:: Task list ::
(1) From the passage on Sub-Saharan Africa's economy and population, quote the stretch from "the years was" through "the year 2000.".
(2) Tell whether each statement agrees with the passage on Sub-Saharan Africa's economy and population. Answer yes or no, and quote the words from the passage that settle it. (a) In 2017 Nigeria's GDP was larger than South Africa's. (b) Agriculture's share of region-wide GDP is below the global average. (c) Ethiopia and Zambia are among the countries already in debt distress.

:: Excerpted text ::
-- Start --

Economy

The International Monetary fund (IMF) report highlights a growth projection for the recent years in SSA were 3 % and 3.5 % for 2018 and 2019, respectively (International Monetary Fund , 2019). Figure 2 shows a real GDP growth of SSA countries in relation to their economic status. Accordingly, the recent GDP shows a steady growth after the economic rebounding from slow economic growth in between years 2014-2016.

Figure 2: Sub-Saharan Africa (SSA): Real GDP growth rate (%). (International Monetary Fund , 2019)

Moreover, as reported by the IMF, the inflation rate shows a decrease from 12.7 % to 10% between the year 2016 and 2017; and expected to decrease further in the coming years. This is mainly driven by the falling food price and oil exporters’ countries comprehensive restructured policies. (International Monetary Fund, 2018)

Nigeria and South Africa have the largest economy among the SSA countries. According to (International Monetary Fund , 2019) in 2017 their GDP were $375.6 and $347.7 billion, respectively. Together, they account for half of the SSA economy followed by Angola, Ethiopia, and Sudan (International Energy Agency, 2017).

Real GDP growth rate (%)

Agriculture, mining and services are some of the common sectors attributing to the economy in SSA.

The agricultural sector remains traditional and dependant on rain-fed crops; making it vulnerable to damages caused by droughts and climate change. The sector accounts for about 20% of the region-wide GDP reaching from below 3% in South Africa and Botswana to above 50% in Chad, which is quite high compared with the 6% global average. (Hafner, et al., 2018)

Similarly, the mining sector is the biggest industrial activity in the region which attributes to the GDP and fiscal revenues in SSA countries. In some countries such as the Democratic Republic of Congo, Zambia, and Guinea, it accounts for more than half of the exports. Nonetheless, across the region, the sector´s contribution is mostly with direct employment rather than GDP and facial revenue. (Hafner, et al., 2018)

Other than above, low energy-intensive sectors such as textile industry, banking, and telecommunication are recently playing a significant role in economic growth.

In addition to the global economic growth and higher commodity prices, there are different regional factors attribute to the growth. These were; relative stability and security in the region, improved macro-economic management, rise of demand-driven middle class, population growth, and urbanization. (International Energy Agency, 2014) However, the regions public debt continued to rise despite economic growth. In most countries of the region, public debt is more than 50% of GDP, posing another challenge in the economy and creating debt distress. According to the IMF report, six countries in the region are in debt-distress while two countries (Ethiopia and Zambia) are at high risk of debt-distress. (International Monetary Fund, 2018)

2.1.2

Demography

In 2018, the population of the SSA exceeded 1 billion. (The World Bank, 2019). An average growth rate of the region is around 2.3% per annum. Population growth through

the years was quite rapid. Between the year 2000 and 2013, the population had increased by 270 million. The immense increase is concentrated mainly in west and east African countries. This is mainly due to the higher fertility rate, lower level of education, improvement of health care, and urban immigration. An average life expectancy in the region rose to 55 years in 2013, showing an increase of 5.5 years from the year 2000.

-- End --

Dataset rows
-- Start --

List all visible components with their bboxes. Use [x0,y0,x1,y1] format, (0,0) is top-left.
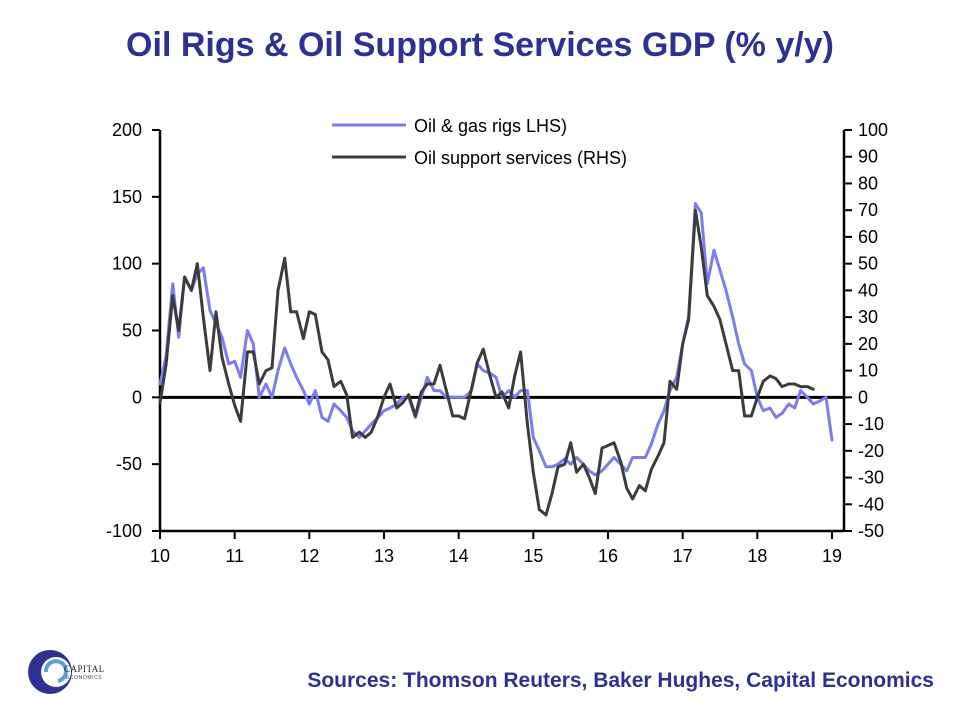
legend: Oil & gas rigs LHS) Oil support services… [332,116,627,168]
x-tick-label: 11 [225,546,244,566]
right-tick-label: -40 [858,494,884,514]
right-tick-label: 50 [858,254,878,274]
right-tick-label: -50 [858,521,884,541]
right-tick-label: 90 [858,147,878,167]
right-tick-label: 30 [858,307,878,327]
x-tick-label: 12 [299,546,319,566]
left-tick-label: 100 [112,254,142,274]
left-tick-label: -50 [116,454,142,474]
right-tick-label: 70 [858,200,878,220]
x-tick-label: 16 [598,546,618,566]
logo-mark-icon [28,650,72,694]
x-tick-label: 17 [673,546,693,566]
x-tick-label: 19 [822,546,842,566]
legend-label-support: Oil support services (RHS) [414,148,627,168]
right-tick-label: 60 [858,227,878,247]
right-tick-label: 10 [858,361,878,381]
capital-economics-logo: CAPITAL ECONOMICS [26,642,116,704]
x-tick-label: 14 [449,546,469,566]
plot-frame [158,130,846,533]
right-tick-label: 20 [858,334,878,354]
logo-text-economics: ECONOMICS [66,675,103,681]
left-tick-label: -100 [106,521,142,541]
legend-label-rigs: Oil & gas rigs LHS) [414,116,567,136]
left-y-axis: 200 150 100 50 0 -50 -100 [106,120,160,541]
source-note: Sources: Thomson Reuters, Baker Hughes, … [307,669,934,692]
left-tick-label: 50 [122,321,142,341]
x-tick-label: 15 [523,546,543,566]
right-tick-label: -20 [858,441,884,461]
series-layer [158,202,834,517]
support-series-line [158,208,815,517]
right-tick-label: 80 [858,173,878,193]
right-tick-label: -30 [858,468,884,488]
right-tick-label: 100 [858,120,888,140]
rigs-series-line [158,202,834,477]
left-tick-label: 150 [112,187,142,207]
logo-text-capital: CAPITAL [64,664,105,674]
left-tick-label: 0 [132,387,142,407]
x-tick-label: 10 [150,546,170,566]
right-tick-label: -10 [858,414,884,434]
x-tick-label: 18 [747,546,767,566]
chart-title: Oil Rigs & Oil Support Services GDP (% y… [126,26,834,64]
x-tick-label: 13 [374,546,394,566]
right-tick-label: 40 [858,280,878,300]
right-tick-label: 0 [858,387,868,407]
left-tick-label: 200 [112,120,142,140]
x-axis: 10 11 12 13 14 15 16 17 18 19 [150,531,842,566]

-- End --

:: Answers per task ::
(1)
the years was quite rapid. Between the year 2000 and 2013, the population had increased by 270 million. The immense increase is concentrated mainly in west and east African countries. This is mainly due to the higher fertility rate, lower level of education, improvement of health care, and urban immigration. An average life expectancy in the region rose to 55 years in 2013, showing an increase of 5.5 years from the year 2000.

(2)
(a) Yes: "Nigeria and South Africa have the largest economy among the SSA countries. According to (International Monetary Fund , 2019) in 2017 their GDP were $375.6 and $347.7 billion, respectively."
(b) No: "The sector accounts for about 20% of the region-wide GDP reaching from below 3% in South Africa and Botswana to above 50% in Chad, which is quite high compared with the 6% global average."
(c) No: "six countries in the region are in debt-distress while two countries (Ethiopia and Zambia) are at high risk of debt-distress."